• _EXERCISE GOAL_
Count the lines in the records below that contain the word "Soleil", and give only that number.

(Dataset records)
▽
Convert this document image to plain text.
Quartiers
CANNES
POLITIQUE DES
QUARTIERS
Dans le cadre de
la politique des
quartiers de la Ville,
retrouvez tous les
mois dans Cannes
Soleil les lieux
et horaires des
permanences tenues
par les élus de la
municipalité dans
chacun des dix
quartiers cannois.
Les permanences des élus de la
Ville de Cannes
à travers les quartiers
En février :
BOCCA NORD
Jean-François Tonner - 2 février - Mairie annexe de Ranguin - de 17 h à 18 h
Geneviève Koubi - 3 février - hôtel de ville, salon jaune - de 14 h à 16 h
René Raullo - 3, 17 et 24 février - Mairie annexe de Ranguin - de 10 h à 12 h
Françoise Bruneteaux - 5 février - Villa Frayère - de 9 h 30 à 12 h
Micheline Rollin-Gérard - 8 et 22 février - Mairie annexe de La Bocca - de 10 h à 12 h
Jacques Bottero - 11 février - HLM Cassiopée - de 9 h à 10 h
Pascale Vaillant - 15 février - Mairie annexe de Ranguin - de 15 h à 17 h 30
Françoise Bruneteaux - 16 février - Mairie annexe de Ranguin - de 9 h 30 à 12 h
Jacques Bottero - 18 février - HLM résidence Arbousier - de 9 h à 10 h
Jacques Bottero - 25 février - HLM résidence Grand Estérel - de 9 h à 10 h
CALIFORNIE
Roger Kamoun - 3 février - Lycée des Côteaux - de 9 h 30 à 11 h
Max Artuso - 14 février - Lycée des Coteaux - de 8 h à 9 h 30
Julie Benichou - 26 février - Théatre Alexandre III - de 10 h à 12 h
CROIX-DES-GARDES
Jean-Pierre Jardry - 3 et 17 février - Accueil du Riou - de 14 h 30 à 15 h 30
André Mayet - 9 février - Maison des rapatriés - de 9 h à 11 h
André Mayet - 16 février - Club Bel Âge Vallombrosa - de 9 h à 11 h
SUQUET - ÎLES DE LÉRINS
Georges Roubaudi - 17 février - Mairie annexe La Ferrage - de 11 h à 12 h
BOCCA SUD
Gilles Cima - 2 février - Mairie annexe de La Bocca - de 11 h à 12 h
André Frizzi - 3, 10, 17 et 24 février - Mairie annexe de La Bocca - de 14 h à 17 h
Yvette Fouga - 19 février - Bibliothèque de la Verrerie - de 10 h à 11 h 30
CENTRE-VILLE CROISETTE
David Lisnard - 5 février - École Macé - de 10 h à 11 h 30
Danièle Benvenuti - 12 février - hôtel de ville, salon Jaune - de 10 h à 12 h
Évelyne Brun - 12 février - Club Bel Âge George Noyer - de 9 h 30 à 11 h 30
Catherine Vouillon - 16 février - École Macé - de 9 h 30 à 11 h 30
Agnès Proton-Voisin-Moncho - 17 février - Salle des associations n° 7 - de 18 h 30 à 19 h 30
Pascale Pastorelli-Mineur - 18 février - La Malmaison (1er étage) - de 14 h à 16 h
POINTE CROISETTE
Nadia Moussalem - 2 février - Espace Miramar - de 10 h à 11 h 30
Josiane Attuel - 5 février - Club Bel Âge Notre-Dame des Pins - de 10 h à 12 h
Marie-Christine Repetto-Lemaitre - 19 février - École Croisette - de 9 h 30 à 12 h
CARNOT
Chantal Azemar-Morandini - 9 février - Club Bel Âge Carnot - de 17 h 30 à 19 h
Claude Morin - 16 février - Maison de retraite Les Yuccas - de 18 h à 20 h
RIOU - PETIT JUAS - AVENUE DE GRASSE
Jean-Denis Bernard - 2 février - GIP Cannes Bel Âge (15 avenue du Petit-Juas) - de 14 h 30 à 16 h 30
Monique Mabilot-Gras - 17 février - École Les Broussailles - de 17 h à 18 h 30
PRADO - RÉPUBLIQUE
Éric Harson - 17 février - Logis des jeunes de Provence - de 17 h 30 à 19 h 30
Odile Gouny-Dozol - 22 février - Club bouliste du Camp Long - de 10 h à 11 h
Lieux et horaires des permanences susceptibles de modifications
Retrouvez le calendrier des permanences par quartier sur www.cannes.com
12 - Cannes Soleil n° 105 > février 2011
△
• _RESPONSE TO THE TASK_
2